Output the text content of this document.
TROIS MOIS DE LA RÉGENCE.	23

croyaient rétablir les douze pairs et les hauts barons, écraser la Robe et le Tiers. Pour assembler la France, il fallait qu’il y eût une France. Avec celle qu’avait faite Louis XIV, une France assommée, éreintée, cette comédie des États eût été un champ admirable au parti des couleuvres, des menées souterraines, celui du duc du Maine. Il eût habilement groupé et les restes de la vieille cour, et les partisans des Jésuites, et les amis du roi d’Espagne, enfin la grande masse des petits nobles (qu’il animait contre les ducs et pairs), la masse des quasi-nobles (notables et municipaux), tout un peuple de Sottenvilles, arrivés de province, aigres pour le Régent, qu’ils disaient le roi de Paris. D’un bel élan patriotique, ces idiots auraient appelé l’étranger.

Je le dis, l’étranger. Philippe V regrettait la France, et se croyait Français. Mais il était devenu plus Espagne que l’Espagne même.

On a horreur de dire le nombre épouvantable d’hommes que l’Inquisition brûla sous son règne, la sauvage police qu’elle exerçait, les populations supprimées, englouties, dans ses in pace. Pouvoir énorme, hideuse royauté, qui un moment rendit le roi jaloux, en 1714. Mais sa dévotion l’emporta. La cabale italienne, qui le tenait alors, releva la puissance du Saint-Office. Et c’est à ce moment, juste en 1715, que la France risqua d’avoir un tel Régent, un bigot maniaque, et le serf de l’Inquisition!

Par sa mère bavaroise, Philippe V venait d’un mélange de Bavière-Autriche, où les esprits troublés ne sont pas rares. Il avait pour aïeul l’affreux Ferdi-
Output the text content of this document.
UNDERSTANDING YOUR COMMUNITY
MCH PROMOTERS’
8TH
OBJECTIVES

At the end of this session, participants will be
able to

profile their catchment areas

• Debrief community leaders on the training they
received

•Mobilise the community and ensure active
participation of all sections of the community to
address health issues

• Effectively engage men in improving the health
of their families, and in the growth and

**Problem requirements:** Sift through the entries and copy every line with "étranger".

**Expected answer:**
croyaient rétablir les douze pairs et les hauts barons, écraser la Robe et le Tiers. Pour assembler la France, il fallait qu’il y eût une France. Avec celle qu’avait faite Louis XIV, une France assommée, éreintée, cette comédie des États eût été un champ admirable au parti des couleuvres, des menées souterraines, celui du duc du Maine. Il eût habilement groupé et les restes de la vieille cour, et les partisans des Jésuites, et les amis du roi d’Espagne, enfin la grande masse des petits nobles (qu’il animait contre les ducs et pairs), la masse des quasi-nobles (notables et municipaux), tout un peuple de Sottenvilles, arrivés de province, aigres pour le Régent, qu’ils disaient le roi de Paris. D’un bel élan patriotique, ces idiots auraient appelé l’étranger.
Je le dis, l’étranger. Philippe V regrettait la France, et se croyait Français. Mais il était devenu plus Espagne que l’Espagne même.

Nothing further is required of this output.